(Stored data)

* * * * * * * * *

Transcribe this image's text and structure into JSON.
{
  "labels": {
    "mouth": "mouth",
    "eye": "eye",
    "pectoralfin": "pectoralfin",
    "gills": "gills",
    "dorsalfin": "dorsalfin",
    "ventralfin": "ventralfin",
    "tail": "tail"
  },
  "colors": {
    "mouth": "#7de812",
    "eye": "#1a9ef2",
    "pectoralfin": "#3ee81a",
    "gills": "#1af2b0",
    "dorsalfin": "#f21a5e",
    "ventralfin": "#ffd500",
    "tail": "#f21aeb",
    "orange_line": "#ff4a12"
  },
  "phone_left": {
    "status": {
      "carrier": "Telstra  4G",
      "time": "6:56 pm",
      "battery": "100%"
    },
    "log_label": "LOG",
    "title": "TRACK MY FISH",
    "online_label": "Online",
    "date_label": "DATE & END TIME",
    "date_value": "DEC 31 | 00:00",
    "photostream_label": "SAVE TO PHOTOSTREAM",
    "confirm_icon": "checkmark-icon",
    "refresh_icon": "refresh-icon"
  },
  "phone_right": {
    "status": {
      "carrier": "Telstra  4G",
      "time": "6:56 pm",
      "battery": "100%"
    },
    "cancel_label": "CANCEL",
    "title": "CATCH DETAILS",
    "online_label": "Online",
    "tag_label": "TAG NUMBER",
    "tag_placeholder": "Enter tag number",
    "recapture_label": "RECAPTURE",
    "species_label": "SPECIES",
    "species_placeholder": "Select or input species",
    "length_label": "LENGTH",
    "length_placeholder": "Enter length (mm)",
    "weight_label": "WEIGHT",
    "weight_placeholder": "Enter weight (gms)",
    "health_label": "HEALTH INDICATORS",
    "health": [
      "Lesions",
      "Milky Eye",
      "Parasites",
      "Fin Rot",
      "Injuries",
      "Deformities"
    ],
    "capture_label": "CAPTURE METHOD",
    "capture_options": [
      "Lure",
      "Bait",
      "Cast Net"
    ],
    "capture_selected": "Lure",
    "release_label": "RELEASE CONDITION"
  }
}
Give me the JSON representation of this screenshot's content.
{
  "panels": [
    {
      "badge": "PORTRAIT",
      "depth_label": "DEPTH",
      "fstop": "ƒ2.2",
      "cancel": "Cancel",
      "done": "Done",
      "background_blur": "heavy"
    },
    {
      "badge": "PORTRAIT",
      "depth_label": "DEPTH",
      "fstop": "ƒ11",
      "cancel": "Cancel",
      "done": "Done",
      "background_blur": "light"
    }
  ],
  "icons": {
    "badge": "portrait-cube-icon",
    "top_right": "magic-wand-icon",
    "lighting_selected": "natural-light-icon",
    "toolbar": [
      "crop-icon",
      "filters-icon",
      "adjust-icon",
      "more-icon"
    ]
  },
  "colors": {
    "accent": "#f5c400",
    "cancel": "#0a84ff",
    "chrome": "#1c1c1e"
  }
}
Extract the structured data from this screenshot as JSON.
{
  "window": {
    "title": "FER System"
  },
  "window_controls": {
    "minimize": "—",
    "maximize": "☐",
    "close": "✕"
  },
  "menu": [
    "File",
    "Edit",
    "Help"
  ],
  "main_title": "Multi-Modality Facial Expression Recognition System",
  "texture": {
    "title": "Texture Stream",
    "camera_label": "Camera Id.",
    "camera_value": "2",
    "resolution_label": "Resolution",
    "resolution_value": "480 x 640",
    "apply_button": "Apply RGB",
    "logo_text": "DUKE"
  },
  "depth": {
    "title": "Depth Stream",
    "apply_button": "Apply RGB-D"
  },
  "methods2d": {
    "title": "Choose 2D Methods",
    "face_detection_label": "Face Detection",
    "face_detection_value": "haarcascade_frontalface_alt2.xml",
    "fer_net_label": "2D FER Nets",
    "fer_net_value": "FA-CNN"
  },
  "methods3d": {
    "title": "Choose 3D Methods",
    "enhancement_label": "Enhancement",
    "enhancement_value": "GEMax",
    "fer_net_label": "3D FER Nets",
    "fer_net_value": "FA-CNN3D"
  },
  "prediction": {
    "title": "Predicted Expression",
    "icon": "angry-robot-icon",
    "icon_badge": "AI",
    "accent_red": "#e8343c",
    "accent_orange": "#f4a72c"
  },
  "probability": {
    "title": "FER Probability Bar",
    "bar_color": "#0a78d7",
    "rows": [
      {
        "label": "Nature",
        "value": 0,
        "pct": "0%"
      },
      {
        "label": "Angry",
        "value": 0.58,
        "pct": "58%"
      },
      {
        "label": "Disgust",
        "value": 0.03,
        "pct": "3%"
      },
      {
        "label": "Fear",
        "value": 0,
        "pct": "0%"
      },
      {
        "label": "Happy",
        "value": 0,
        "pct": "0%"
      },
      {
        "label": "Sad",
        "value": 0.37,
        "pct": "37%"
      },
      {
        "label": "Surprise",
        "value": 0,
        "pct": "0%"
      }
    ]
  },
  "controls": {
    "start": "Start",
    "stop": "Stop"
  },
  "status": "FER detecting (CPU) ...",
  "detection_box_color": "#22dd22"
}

* * * * * * * * *

## GOAL OF THE EXERCISE
Above are some records; repeat all of them exactly.

## COMPLETE RESPONSE
Transcribe this image's text and structure into JSON.
{
  "labels": {
    "mouth": "mouth",
    "eye": "eye",
    "pectoralfin": "pectoralfin",
    "gills": "gills",
    "dorsalfin": "dorsalfin",
    "ventralfin": "ventralfin",
    "tail": "tail"
  },
  "colors": {
    "mouth": "#7de812",
    "eye": "#1a9ef2",
    "pectoralfin": "#3ee81a",
    "gills": "#1af2b0",
    "dorsalfin": "#f21a5e",
    "ventralfin": "#ffd500",
    "tail": "#f21aeb",
    "orange_line": "#ff4a12"
  },
  "phone_left": {
    "status": {
      "carrier": "Telstra  4G",
      "time": "6:56 pm",
      "battery": "100%"
    },
    "log_label": "LOG",
    "title": "TRACK MY FISH",
    "online_label": "Online",
    "date_label": "DATE & END TIME",
    "date_value": "DEC 31 | 00:00",
    "photostream_label": "SAVE TO PHOTOSTREAM",
    "confirm_icon": "checkmark-icon",
    "refresh_icon": "refresh-icon"
  },
  "phone_right": {
    "status": {
      "carrier": "Telstra  4G",
      "time": "6:56 pm",
      "battery": "100%"
    },
    "cancel_label": "CANCEL",
    "title": "CATCH DETAILS",
    "online_label": "Online",
    "tag_label": "TAG NUMBER",
    "tag_placeholder": "Enter tag number",
    "recapture_label": "RECAPTURE",
    "species_label": "SPECIES",
    "species_placeholder": "Select or input species",
    "length_label": "LENGTH",
    "length_placeholder": "Enter length (mm)",
    "weight_label": "WEIGHT",
    "weight_placeholder": "Enter weight (gms)",
    "health_label": "HEALTH INDICATORS",
    "health": [
      "Lesions",
      "Milky Eye",
      "Parasites",
      "Fin Rot",
      "Injuries",
      "Deformities"
    ],
    "capture_label": "CAPTURE METHOD",
    "capture_options": [
      "Lure",
      "Bait",
      "Cast Net"
    ],
    "capture_selected": "Lure",
    "release_label": "RELEASE CONDITION"
  }
}
Give me the JSON representation of this screenshot's content.
{
  "panels": [
    {
      "badge": "PORTRAIT",
      "depth_label": "DEPTH",
      "fstop": "ƒ2.2",
      "cancel": "Cancel",
      "done": "Done",
      "background_blur": "heavy"
    },
    {
      "badge": "PORTRAIT",
      "depth_label": "DEPTH",
      "fstop": "ƒ11",
      "cancel": "Cancel",
      "done": "Done",
      "background_blur": "light"
    }
  ],
  "icons": {
    "badge": "portrait-cube-icon",
    "top_right": "magic-wand-icon",
    "lighting_selected": "natural-light-icon",
    "toolbar": [
      "crop-icon",
      "filters-icon",
      "adjust-icon",
      "more-icon"
    ]
  },
  "colors": {
    "accent": "#f5c400",
    "cancel": "#0a84ff",
    "chrome": "#1c1c1e"
  }
}
Extract the structured data from this screenshot as JSON.
{
  "window": {
    "title": "FER System"
  },
  "window_controls": {
    "minimize": "—",
    "maximize": "☐",
    "close": "✕"
  },
  "menu": [
    "File",
    "Edit",
    "Help"
  ],
  "main_title": "Multi-Modality Facial Expression Recognition System",
  "texture": {
    "title": "Texture Stream",
    "camera_label": "Camera Id.",
    "camera_value": "2",
    "resolution_label": "Resolution",
    "resolution_value": "480 x 640",
    "apply_button": "Apply RGB",
    "logo_text": "DUKE"
  },
  "depth": {
    "title": "Depth Stream",
    "apply_button": "Apply RGB-D"
  },
  "methods2d": {
    "title": "Choose 2D Methods",
    "face_detection_label": "Face Detection",
    "face_detection_value": "haarcascade_frontalface_alt2.xml",
    "fer_net_label": "2D FER Nets",
    "fer_net_value": "FA-CNN"
  },
  "methods3d": {
    "title": "Choose 3D Methods",
    "enhancement_label": "Enhancement",
    "enhancement_value": "GEMax",
    "fer_net_label": "3D FER Nets",
    "fer_net_value": "FA-CNN3D"
  },
  "prediction": {
    "title": "Predicted Expression",
    "icon": "angry-robot-icon",
    "icon_badge": "AI",
    "accent_red": "#e8343c",
    "accent_orange": "#f4a72c"
  },
  "probability": {
    "title": "FER Probability Bar",
    "bar_color": "#0a78d7",
    "rows": [
      {
        "label": "Nature",
        "value": 0,
        "pct": "0%"
      },
      {
        "label": "Angry",
        "value": 0.58,
        "pct": "58%"
      },
      {
        "label": "Disgust",
        "value": 0.03,
        "pct": "3%"
      },
      {
        "label": "Fear",
        "value": 0,
        "pct": "0%"
      },
      {
        "label": "Happy",
        "value": 0,
        "pct": "0%"
      },
      {
        "label": "Sad",
        "value": 0.37,
        "pct": "37%"
      },
      {
        "label": "Surprise",
        "value": 0,
        "pct": "0%"
      }
    ]
  },
  "controls": {
    "start": "Start",
    "stop": "Stop"
  },
  "status": "FER detecting (CPU) ...",
  "detection_box_color": "#22dd22"
}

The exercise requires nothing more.